[Work to be completed]:
Render everything from the start of the records down to the line containing "legend-marker-icon xyxy=(522,400,546,410)", that line included, as a Markdown table with the columns "No." and "Entry". Put one line per row with its row number, and leave out any blank lines.

- - -

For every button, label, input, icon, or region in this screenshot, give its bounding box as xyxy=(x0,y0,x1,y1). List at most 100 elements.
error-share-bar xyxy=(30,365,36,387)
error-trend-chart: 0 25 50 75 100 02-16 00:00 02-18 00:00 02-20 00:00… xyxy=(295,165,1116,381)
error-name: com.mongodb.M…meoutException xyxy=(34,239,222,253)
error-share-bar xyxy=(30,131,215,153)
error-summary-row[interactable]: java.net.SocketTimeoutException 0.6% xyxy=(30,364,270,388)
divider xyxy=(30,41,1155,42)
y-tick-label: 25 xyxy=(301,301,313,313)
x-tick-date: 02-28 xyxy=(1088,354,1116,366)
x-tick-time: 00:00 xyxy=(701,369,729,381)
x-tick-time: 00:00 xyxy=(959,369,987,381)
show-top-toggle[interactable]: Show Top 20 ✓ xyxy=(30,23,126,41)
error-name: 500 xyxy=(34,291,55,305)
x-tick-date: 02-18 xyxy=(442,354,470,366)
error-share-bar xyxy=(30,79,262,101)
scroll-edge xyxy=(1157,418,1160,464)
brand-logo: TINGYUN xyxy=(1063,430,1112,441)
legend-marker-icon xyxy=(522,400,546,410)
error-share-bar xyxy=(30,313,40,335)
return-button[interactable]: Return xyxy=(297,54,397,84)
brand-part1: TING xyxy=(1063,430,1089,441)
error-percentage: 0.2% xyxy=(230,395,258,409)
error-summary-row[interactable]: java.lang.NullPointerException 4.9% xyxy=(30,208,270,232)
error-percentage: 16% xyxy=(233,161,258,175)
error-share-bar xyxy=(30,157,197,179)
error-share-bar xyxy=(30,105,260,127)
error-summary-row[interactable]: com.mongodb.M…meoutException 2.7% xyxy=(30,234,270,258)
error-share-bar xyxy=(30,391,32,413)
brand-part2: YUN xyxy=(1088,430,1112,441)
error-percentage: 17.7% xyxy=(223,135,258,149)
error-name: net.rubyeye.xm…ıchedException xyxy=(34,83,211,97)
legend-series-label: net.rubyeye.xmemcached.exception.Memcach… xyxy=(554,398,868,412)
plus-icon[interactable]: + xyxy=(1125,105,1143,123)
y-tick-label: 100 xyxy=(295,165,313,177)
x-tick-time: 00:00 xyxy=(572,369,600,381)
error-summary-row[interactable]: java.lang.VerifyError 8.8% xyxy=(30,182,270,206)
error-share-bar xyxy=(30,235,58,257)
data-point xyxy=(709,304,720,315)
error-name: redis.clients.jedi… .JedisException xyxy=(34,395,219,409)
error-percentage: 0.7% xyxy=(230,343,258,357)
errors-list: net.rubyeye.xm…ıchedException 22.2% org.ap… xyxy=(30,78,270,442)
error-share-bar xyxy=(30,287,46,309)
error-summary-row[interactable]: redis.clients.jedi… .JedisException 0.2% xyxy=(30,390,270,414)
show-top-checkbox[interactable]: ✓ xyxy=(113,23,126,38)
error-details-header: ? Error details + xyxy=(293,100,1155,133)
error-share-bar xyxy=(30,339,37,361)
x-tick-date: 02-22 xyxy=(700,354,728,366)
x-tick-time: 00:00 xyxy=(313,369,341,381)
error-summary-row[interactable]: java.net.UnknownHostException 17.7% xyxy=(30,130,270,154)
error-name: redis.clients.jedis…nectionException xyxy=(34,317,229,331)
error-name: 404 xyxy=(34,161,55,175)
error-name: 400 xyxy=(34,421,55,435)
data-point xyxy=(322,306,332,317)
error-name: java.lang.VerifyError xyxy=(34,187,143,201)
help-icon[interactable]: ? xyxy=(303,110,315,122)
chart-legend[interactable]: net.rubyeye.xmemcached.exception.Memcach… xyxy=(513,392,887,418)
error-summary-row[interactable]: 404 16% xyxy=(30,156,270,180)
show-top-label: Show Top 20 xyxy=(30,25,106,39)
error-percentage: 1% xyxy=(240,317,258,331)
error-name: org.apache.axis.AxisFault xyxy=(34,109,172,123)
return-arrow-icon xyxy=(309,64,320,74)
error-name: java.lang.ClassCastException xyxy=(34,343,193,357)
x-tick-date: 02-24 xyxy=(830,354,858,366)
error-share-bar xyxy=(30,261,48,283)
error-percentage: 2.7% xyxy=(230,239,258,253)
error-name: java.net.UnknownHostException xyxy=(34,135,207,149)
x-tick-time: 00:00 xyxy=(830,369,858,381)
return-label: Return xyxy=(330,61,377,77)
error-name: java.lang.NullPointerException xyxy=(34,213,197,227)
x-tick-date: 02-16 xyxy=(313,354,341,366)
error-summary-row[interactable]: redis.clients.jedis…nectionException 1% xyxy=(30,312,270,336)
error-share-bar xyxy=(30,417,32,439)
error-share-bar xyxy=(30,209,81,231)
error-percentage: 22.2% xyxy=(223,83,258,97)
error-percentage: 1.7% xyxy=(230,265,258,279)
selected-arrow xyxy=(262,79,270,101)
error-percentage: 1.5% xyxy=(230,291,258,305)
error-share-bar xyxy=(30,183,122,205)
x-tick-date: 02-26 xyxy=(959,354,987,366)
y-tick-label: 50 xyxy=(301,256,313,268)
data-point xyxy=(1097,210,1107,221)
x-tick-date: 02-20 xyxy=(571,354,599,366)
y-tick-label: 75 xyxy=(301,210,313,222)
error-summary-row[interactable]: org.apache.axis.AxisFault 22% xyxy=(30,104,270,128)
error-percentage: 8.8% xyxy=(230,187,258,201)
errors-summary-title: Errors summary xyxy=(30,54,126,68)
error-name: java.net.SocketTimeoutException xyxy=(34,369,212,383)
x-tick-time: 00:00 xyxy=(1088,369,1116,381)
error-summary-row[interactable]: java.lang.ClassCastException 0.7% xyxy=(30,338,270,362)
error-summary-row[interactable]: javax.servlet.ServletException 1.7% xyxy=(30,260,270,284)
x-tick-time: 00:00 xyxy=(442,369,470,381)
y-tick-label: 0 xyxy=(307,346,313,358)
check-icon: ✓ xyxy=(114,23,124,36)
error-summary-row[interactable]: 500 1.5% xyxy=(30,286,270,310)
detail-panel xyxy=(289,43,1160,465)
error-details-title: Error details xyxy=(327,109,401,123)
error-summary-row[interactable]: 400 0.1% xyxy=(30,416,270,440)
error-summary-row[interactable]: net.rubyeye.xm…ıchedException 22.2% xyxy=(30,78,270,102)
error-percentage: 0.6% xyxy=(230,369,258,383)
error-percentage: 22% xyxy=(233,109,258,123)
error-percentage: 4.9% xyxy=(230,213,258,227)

- - -

[Answer to this task]:
| No. | Entry |
|---|---|
| 1 | For every button, label, input, icon, or region in this screenshot, give its bounding box as xyxy=(x0,y0,x1,y1). List at most 100 elements. |
| 2 | error-share-bar xyxy=(30,365,36,387) |
| 3 | error-trend-chart: 0 25 50 75 100 02-16 00:00 02-18 00:00 02-20 00:00… xyxy=(295,165,1116,381) |
| 4 | error-name: com.mongodb.M…meoutException xyxy=(34,239,222,253) |
| 5 | error-share-bar xyxy=(30,131,215,153) |
| 6 | error-summary-row[interactable]: java.net.SocketTimeoutException 0.6% xyxy=(30,364,270,388) |
| 7 | divider xyxy=(30,41,1155,42) |
| 8 | y-tick-label: 25 xyxy=(301,301,313,313) |
| 9 | x-tick-date: 02-28 xyxy=(1088,354,1116,366) |
| 10 | x-tick-time: 00:00 xyxy=(701,369,729,381) |
| 11 | x-tick-time: 00:00 xyxy=(959,369,987,381) |
| 12 | show-top-toggle[interactable]: Show Top 20 ✓ xyxy=(30,23,126,41) |
| 13 | error-name: 500 xyxy=(34,291,55,305) |
| 14 | x-tick-date: 02-18 xyxy=(442,354,470,366) |
| 15 | error-share-bar xyxy=(30,79,262,101) |
| 16 | scroll-edge xyxy=(1157,418,1160,464) |
| 17 | brand-logo: TINGYUN xyxy=(1063,430,1112,441) |
| 18 | legend-marker-icon xyxy=(522,400,546,410) |